▸ **TASK DESCRIPTION**: Pick out the lines below with "была" and list them.
***** GIVEN INFORMATION *****
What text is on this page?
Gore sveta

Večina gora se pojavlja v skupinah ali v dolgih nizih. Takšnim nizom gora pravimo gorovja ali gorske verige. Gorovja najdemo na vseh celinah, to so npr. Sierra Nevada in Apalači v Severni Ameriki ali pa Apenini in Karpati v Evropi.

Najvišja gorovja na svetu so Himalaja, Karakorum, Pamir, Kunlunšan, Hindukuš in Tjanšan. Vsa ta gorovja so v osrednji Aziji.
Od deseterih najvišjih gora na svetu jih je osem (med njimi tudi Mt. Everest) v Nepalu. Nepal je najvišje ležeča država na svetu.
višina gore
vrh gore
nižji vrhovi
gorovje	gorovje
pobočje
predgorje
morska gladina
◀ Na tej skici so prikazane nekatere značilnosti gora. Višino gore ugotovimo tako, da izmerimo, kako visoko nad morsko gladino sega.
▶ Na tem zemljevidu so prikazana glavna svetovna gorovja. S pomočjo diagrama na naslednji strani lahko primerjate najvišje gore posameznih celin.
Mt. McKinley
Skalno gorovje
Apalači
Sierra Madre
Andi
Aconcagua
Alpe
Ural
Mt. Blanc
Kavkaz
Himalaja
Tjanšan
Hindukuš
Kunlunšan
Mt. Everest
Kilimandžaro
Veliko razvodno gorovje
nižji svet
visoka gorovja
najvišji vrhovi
*****
***** GIVEN INFORMATION *****
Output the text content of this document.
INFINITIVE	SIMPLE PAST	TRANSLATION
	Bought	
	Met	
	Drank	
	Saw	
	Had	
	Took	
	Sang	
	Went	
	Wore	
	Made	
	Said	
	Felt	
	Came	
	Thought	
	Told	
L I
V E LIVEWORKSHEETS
*****
***** GIVEN INFORMATION *****
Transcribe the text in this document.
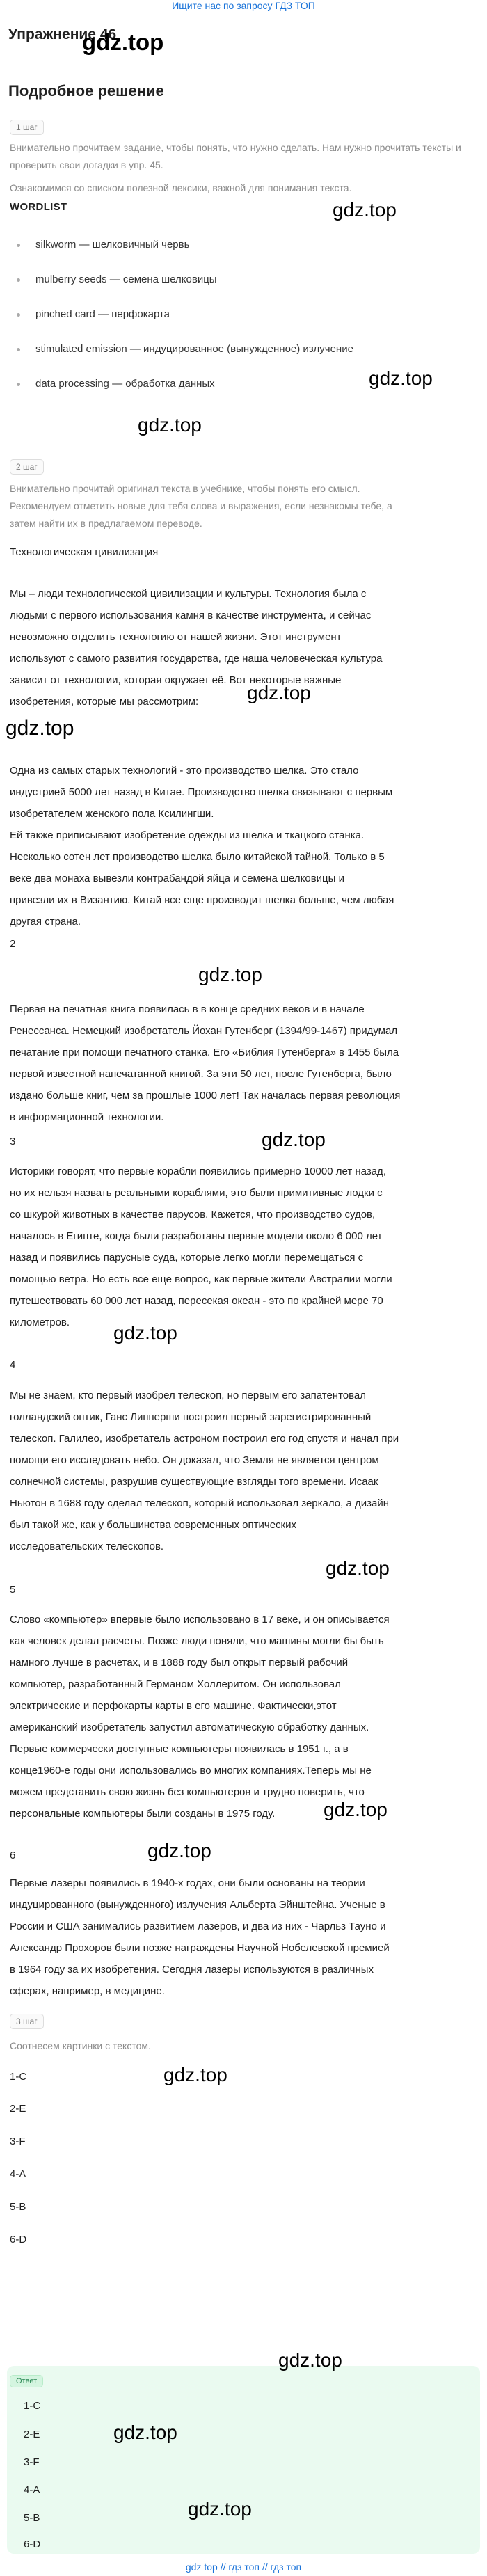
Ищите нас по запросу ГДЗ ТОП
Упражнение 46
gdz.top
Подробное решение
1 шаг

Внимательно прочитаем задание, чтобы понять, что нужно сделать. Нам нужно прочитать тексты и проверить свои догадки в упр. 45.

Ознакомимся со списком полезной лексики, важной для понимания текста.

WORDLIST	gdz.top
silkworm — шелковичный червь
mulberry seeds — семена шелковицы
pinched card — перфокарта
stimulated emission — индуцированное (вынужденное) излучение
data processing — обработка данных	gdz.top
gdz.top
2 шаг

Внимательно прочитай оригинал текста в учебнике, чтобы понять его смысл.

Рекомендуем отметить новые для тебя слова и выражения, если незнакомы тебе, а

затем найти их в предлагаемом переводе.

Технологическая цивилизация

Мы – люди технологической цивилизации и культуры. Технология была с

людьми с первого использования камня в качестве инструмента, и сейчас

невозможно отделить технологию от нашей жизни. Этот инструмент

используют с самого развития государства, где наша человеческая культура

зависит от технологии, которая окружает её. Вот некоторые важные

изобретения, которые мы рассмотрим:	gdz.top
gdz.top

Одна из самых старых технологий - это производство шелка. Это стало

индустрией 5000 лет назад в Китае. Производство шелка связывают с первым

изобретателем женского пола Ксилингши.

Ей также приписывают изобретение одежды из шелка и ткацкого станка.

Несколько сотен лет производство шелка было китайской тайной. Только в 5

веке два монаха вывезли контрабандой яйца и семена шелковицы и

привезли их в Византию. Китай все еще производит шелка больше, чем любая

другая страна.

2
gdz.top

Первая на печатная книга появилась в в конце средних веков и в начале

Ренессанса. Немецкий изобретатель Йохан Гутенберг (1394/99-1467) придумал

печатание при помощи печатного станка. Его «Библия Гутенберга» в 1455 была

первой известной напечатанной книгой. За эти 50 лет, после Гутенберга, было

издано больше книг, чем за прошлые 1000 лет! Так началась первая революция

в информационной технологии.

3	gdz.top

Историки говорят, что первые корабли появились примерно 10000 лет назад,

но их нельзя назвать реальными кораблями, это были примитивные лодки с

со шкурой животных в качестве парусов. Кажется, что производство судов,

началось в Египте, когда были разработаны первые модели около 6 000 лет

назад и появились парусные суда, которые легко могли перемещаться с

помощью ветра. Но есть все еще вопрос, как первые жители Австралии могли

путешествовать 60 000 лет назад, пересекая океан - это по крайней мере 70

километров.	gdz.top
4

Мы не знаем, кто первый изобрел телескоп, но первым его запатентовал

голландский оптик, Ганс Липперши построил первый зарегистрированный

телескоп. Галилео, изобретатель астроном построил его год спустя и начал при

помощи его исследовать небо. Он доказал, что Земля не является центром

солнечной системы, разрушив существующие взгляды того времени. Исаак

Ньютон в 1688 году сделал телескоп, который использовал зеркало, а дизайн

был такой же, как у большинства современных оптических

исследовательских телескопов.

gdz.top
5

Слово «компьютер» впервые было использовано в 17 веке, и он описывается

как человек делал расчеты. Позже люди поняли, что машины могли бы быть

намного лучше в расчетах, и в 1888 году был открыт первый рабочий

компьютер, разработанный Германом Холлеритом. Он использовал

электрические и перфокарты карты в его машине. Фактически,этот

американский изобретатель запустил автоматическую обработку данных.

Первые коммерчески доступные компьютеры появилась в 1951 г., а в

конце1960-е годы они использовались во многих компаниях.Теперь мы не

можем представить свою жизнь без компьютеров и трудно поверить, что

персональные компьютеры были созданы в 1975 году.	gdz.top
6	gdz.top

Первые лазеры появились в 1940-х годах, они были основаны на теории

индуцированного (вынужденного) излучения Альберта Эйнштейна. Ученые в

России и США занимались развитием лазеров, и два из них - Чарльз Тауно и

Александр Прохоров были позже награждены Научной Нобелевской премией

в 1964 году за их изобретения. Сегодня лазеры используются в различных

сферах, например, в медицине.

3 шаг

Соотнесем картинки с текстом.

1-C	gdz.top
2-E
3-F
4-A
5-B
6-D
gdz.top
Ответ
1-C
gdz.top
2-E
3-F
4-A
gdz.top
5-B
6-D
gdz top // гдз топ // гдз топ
*****
▸ **RESPONSE BELOW**:
Мы – люди технологической цивилизации и культуры. Технология была с
печатание при помощи печатного станка. Его «Библия Гутенберга» в 1455 была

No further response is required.